What is the number of lines in these entries that include "true"? Write that number and no other text.

----------

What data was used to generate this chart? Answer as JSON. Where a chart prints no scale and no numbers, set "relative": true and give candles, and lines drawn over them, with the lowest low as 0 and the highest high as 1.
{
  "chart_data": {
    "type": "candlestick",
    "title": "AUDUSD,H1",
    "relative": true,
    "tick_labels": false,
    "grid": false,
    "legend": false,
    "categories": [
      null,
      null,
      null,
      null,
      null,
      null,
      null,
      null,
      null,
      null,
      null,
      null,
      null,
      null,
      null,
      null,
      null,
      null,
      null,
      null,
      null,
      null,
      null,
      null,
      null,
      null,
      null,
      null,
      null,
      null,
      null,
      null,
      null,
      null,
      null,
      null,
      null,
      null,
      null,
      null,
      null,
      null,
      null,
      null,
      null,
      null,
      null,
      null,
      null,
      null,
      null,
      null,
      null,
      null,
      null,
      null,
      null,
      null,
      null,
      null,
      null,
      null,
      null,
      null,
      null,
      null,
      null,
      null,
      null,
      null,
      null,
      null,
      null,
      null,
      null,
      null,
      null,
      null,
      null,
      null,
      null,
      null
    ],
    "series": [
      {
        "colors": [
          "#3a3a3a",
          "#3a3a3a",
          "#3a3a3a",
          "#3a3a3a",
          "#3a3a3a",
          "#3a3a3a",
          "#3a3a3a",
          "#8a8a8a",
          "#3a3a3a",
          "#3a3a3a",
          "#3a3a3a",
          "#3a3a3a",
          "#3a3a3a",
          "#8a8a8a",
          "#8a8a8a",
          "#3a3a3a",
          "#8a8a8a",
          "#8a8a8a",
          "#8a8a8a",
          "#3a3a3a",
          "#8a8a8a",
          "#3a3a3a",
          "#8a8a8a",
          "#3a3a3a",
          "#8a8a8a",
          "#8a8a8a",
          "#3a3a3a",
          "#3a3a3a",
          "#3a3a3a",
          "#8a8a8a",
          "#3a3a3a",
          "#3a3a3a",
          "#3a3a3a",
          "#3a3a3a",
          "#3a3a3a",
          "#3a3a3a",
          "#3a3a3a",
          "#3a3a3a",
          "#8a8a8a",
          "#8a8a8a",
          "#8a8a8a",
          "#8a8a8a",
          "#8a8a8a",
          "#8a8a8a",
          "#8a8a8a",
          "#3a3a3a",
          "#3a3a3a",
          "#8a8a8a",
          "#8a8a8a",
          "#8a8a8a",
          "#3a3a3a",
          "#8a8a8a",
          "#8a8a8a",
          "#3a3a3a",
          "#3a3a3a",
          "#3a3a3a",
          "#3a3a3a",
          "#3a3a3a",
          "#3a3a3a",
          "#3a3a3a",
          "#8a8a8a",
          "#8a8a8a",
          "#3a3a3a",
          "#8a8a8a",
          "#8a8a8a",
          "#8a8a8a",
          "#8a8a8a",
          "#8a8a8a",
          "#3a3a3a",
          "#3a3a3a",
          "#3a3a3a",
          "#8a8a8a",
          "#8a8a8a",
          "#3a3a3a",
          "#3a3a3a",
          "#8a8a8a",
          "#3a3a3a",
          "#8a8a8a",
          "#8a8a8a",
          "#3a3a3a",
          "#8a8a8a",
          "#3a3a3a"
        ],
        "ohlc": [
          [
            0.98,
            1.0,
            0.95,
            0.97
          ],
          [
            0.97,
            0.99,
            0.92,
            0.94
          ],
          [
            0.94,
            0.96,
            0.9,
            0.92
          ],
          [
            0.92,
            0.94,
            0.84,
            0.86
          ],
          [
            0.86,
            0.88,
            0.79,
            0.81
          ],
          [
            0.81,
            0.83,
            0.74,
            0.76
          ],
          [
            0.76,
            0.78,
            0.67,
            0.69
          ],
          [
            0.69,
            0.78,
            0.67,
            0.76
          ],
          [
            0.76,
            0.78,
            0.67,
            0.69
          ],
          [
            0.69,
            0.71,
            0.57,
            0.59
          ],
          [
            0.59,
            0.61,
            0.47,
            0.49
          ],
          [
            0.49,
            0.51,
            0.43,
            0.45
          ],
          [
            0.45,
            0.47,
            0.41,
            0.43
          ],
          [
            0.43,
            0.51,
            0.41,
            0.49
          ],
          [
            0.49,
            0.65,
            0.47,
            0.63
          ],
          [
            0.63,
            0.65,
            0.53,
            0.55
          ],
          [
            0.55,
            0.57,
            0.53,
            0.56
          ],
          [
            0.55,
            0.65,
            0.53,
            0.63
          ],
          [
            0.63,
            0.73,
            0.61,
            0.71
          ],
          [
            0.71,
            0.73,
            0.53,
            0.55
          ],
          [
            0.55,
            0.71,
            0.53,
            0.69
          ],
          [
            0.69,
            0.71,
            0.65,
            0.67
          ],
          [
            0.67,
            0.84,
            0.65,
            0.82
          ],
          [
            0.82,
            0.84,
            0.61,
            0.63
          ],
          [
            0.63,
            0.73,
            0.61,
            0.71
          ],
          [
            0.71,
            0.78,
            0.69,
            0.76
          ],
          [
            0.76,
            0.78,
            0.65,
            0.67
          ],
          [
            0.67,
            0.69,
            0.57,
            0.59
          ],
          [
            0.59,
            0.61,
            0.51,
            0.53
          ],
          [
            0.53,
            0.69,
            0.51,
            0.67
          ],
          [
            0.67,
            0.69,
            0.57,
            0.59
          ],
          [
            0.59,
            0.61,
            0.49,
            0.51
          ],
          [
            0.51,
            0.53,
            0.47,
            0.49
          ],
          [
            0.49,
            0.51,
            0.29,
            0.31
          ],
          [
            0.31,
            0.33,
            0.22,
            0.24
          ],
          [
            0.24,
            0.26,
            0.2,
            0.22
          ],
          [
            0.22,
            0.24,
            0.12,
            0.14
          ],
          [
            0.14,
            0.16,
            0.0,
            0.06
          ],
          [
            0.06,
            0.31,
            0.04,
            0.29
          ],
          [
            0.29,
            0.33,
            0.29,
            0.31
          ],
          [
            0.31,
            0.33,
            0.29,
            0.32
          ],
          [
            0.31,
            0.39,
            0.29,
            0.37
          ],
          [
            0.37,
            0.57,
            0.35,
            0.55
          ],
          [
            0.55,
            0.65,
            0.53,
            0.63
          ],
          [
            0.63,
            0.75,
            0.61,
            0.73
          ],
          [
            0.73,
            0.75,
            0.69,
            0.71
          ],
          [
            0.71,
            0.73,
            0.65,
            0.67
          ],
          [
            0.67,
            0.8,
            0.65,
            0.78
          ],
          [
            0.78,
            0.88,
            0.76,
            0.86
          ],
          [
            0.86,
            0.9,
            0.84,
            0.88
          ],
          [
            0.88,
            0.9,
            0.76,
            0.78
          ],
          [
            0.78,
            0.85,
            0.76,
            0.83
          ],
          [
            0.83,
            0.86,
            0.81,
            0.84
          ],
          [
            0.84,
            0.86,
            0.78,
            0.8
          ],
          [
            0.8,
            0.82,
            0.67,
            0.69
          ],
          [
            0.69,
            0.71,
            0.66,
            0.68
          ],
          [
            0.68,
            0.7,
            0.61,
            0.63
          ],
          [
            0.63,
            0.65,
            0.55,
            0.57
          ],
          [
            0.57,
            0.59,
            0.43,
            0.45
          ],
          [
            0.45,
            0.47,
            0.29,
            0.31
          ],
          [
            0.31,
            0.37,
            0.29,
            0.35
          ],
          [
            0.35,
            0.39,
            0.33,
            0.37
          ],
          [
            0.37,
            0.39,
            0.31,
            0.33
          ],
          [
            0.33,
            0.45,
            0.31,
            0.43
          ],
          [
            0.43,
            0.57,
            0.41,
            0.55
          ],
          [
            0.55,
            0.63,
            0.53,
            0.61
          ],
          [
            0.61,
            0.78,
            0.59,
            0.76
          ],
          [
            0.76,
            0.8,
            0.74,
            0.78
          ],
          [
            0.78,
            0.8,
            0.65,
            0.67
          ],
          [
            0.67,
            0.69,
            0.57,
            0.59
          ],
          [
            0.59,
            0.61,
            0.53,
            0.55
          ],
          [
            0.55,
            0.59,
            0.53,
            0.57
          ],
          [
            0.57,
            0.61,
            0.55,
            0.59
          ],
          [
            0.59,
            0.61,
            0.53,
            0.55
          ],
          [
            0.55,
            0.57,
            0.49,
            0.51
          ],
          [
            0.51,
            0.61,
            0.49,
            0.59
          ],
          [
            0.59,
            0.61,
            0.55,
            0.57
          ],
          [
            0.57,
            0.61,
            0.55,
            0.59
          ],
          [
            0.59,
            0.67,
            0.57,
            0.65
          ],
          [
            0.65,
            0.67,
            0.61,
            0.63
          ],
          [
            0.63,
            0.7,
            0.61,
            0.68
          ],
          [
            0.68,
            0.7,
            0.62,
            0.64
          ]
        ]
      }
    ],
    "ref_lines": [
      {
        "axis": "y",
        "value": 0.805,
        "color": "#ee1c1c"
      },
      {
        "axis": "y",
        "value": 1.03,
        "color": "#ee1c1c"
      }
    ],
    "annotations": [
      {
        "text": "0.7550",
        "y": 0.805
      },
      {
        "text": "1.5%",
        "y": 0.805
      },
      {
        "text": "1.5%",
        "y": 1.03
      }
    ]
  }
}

----------

• [THE REPLY]
2